* Stored rows
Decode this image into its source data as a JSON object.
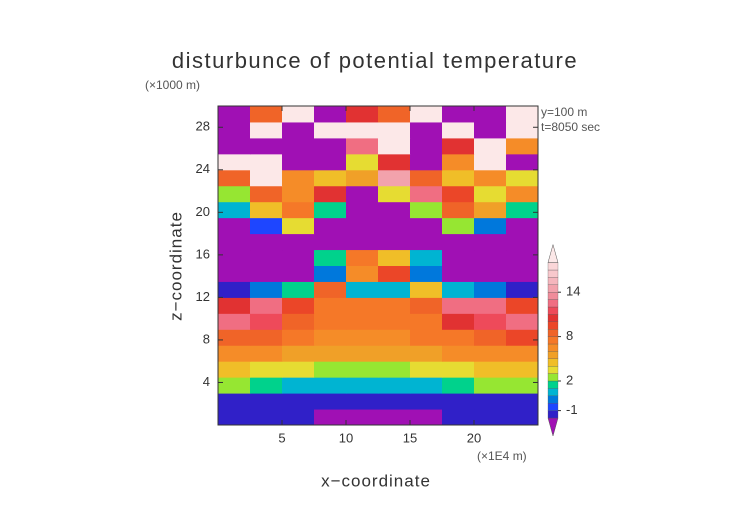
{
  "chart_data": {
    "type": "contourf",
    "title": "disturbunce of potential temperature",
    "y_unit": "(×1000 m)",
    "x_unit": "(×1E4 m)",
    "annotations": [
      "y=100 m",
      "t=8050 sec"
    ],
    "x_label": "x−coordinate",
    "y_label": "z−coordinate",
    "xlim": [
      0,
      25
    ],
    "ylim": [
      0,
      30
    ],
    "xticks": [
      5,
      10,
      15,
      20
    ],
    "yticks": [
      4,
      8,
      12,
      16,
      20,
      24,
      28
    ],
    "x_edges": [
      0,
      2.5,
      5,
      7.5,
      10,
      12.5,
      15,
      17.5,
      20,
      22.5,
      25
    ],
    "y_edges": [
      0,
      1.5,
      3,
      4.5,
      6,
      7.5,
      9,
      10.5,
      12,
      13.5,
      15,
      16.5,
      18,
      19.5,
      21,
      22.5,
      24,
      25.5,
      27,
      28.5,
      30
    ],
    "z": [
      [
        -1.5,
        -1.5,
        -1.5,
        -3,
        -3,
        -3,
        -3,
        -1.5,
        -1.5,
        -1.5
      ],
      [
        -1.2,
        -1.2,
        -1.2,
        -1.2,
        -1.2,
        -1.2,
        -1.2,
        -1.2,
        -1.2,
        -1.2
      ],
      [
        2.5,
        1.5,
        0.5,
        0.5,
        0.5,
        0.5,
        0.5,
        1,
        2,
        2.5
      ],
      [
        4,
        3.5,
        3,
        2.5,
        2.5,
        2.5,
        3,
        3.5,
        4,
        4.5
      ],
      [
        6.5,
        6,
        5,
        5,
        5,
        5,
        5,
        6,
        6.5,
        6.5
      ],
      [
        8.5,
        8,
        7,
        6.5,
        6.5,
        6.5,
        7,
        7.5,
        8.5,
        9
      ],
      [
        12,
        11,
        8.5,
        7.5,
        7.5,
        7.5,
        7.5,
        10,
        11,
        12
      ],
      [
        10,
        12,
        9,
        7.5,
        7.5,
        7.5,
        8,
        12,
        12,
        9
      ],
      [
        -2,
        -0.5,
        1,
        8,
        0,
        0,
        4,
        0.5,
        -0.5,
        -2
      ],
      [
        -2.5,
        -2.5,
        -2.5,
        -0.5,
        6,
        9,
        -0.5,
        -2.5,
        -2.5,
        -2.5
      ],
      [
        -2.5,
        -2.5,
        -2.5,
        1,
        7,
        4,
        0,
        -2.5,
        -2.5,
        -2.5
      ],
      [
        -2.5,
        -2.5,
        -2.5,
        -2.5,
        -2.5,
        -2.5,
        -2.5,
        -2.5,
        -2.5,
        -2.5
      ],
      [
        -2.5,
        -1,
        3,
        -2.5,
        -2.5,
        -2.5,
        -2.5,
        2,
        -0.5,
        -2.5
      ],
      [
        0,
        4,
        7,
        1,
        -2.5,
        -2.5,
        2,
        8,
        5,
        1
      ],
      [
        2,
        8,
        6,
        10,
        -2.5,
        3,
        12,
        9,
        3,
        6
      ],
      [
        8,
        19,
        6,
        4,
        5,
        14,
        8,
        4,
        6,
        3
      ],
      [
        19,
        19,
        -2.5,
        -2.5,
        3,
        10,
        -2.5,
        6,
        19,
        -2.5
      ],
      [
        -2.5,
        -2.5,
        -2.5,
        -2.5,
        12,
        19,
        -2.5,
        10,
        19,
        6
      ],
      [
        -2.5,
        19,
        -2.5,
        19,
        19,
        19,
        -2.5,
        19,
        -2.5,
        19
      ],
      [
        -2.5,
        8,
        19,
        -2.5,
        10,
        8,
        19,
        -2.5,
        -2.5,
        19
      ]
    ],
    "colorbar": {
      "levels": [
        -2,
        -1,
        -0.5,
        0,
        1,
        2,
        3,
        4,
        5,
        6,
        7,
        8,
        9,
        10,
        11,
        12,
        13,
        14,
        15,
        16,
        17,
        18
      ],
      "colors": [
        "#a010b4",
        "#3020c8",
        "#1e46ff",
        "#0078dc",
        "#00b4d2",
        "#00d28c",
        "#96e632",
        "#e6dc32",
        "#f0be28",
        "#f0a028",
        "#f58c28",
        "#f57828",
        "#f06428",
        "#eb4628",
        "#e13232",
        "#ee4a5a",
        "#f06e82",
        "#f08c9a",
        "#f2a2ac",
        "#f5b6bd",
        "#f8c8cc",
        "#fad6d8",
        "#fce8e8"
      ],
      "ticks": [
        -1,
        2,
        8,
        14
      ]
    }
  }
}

...

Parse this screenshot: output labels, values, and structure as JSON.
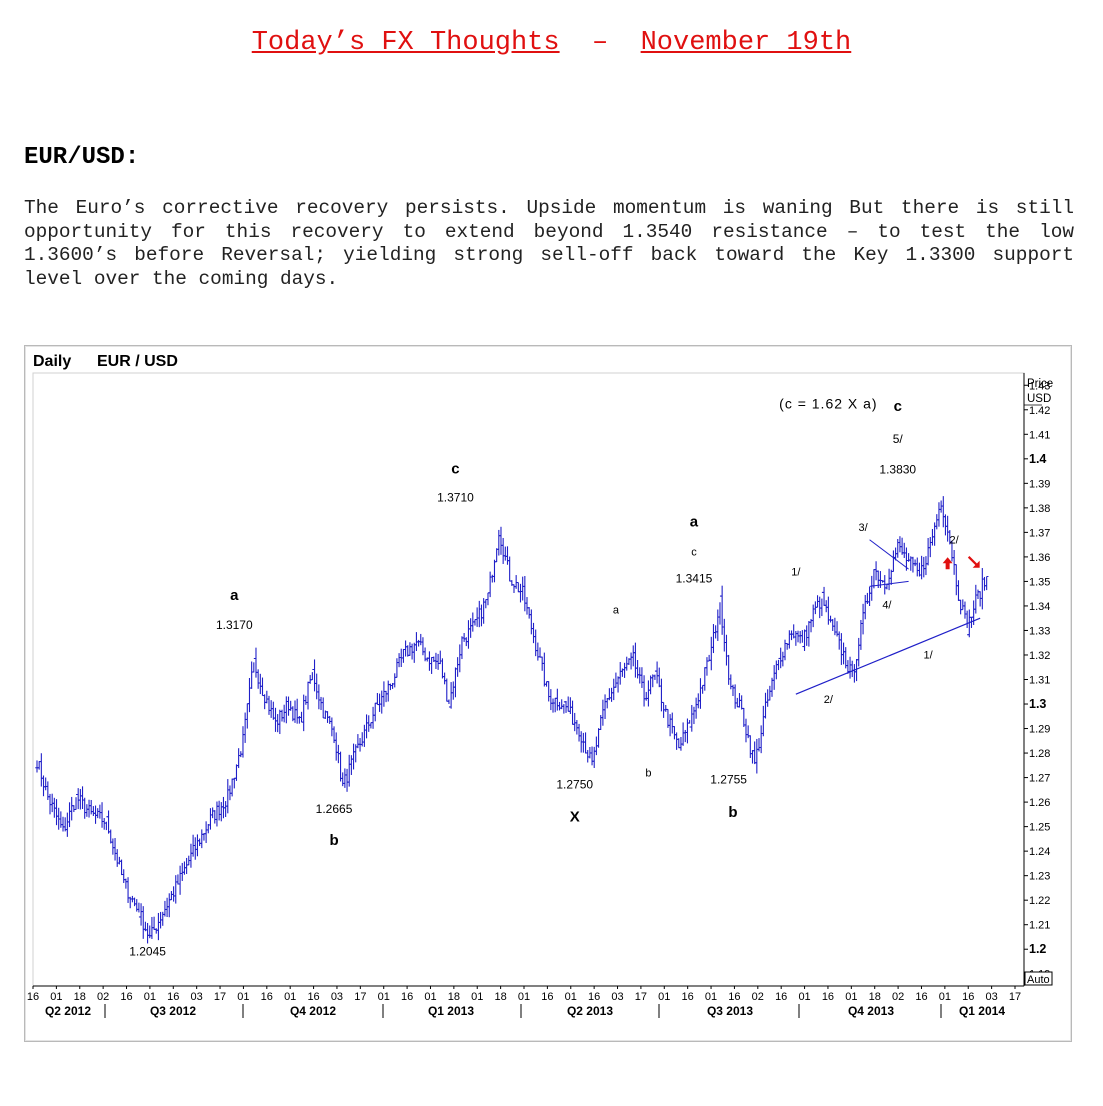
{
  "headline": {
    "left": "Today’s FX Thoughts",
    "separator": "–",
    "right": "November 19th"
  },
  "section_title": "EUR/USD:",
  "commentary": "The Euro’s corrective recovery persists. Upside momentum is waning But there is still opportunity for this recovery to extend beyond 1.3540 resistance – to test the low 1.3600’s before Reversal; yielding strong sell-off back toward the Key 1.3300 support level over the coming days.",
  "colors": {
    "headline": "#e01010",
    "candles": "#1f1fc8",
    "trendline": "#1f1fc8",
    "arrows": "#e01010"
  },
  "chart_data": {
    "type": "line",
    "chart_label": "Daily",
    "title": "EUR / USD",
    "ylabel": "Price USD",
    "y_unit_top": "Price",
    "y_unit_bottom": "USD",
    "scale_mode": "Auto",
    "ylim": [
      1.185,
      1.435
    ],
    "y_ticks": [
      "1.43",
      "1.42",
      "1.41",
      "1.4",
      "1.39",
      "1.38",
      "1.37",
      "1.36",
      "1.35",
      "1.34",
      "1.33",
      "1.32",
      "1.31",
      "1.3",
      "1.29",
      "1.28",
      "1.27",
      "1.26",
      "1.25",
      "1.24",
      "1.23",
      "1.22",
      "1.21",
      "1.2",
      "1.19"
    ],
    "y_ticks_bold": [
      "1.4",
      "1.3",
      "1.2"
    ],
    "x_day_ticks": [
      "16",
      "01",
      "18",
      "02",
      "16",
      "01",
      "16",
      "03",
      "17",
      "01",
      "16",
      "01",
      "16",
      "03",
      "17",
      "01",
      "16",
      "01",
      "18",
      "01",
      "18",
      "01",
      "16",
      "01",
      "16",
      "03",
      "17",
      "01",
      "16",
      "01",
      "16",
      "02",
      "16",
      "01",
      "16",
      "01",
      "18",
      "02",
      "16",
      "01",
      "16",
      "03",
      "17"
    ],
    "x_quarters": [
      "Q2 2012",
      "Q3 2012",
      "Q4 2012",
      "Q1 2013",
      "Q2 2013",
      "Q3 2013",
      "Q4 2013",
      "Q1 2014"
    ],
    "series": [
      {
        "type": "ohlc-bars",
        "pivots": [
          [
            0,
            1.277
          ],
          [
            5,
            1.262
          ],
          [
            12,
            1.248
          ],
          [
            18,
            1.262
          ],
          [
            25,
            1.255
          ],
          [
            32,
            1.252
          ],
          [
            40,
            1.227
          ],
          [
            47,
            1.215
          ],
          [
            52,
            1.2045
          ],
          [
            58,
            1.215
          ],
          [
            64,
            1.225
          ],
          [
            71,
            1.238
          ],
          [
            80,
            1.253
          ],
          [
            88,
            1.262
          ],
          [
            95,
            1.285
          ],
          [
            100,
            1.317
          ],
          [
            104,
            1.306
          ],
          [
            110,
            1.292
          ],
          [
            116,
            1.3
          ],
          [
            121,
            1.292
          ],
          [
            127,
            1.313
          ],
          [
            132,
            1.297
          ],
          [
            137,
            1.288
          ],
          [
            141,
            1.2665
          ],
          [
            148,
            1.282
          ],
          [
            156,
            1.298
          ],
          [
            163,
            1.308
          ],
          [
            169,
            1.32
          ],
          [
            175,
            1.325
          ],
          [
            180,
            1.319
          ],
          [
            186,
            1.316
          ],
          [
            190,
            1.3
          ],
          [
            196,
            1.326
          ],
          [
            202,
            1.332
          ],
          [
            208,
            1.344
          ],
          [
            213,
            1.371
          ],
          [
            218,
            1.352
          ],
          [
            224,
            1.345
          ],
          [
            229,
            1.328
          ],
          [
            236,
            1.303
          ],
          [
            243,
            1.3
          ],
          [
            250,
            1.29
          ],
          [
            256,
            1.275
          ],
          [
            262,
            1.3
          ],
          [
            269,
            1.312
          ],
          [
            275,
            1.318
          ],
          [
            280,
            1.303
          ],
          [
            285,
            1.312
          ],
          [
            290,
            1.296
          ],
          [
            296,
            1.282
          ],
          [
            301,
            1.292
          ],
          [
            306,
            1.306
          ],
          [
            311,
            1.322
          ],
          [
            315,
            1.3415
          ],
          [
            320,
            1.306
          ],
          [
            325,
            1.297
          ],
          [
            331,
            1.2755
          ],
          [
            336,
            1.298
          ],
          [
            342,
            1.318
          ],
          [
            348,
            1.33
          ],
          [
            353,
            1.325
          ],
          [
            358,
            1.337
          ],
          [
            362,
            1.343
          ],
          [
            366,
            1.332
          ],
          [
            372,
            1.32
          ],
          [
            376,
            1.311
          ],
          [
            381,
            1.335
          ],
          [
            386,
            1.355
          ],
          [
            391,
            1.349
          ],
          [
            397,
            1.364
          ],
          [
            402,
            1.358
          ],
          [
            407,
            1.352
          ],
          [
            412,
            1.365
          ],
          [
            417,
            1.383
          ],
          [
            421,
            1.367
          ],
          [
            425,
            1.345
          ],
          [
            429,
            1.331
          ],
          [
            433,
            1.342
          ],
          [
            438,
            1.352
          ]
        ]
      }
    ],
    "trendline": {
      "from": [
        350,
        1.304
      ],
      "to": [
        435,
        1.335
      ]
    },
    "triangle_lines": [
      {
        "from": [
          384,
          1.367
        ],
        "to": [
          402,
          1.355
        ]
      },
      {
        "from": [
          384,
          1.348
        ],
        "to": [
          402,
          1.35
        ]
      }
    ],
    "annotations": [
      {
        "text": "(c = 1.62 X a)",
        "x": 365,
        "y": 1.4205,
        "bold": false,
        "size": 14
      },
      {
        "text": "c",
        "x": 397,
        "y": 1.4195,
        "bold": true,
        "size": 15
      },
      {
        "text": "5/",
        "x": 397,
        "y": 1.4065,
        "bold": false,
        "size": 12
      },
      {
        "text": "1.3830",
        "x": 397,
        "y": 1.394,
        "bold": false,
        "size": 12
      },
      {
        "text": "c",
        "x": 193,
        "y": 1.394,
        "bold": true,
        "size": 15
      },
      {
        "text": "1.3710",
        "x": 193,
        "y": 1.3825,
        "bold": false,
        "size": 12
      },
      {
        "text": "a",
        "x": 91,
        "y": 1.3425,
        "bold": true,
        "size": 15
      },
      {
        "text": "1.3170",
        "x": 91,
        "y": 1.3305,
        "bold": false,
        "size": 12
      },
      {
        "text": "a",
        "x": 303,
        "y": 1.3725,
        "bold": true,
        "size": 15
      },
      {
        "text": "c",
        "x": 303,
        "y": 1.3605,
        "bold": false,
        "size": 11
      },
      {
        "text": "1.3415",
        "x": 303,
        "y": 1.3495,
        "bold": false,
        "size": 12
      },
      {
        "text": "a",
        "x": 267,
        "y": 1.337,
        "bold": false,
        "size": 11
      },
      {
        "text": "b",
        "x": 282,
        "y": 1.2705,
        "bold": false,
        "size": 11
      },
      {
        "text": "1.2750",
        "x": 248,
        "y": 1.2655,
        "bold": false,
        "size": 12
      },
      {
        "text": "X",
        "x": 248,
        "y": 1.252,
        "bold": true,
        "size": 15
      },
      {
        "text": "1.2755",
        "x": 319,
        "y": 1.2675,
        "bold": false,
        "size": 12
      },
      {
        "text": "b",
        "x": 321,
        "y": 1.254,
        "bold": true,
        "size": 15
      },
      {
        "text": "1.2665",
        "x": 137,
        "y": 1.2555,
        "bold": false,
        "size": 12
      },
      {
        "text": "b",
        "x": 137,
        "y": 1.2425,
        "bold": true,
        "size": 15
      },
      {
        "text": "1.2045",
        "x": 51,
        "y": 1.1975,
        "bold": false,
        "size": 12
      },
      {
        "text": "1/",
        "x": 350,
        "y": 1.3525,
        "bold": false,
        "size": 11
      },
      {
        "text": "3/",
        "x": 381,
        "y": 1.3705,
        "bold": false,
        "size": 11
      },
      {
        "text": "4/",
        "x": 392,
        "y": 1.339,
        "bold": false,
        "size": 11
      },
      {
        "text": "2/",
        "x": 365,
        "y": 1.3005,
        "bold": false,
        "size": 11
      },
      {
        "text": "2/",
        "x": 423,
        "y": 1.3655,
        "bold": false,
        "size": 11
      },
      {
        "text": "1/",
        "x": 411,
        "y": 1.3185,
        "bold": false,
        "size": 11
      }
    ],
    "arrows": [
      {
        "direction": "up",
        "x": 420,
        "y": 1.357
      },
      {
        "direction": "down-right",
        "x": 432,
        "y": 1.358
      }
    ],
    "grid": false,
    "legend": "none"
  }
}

* What the task requires
Go through the material and copy out every line with "JSON" in it.

* Written solution
Decode this image into its source data as a JSON object.
Parse this screenshot: output labels, values, and structure as JSON.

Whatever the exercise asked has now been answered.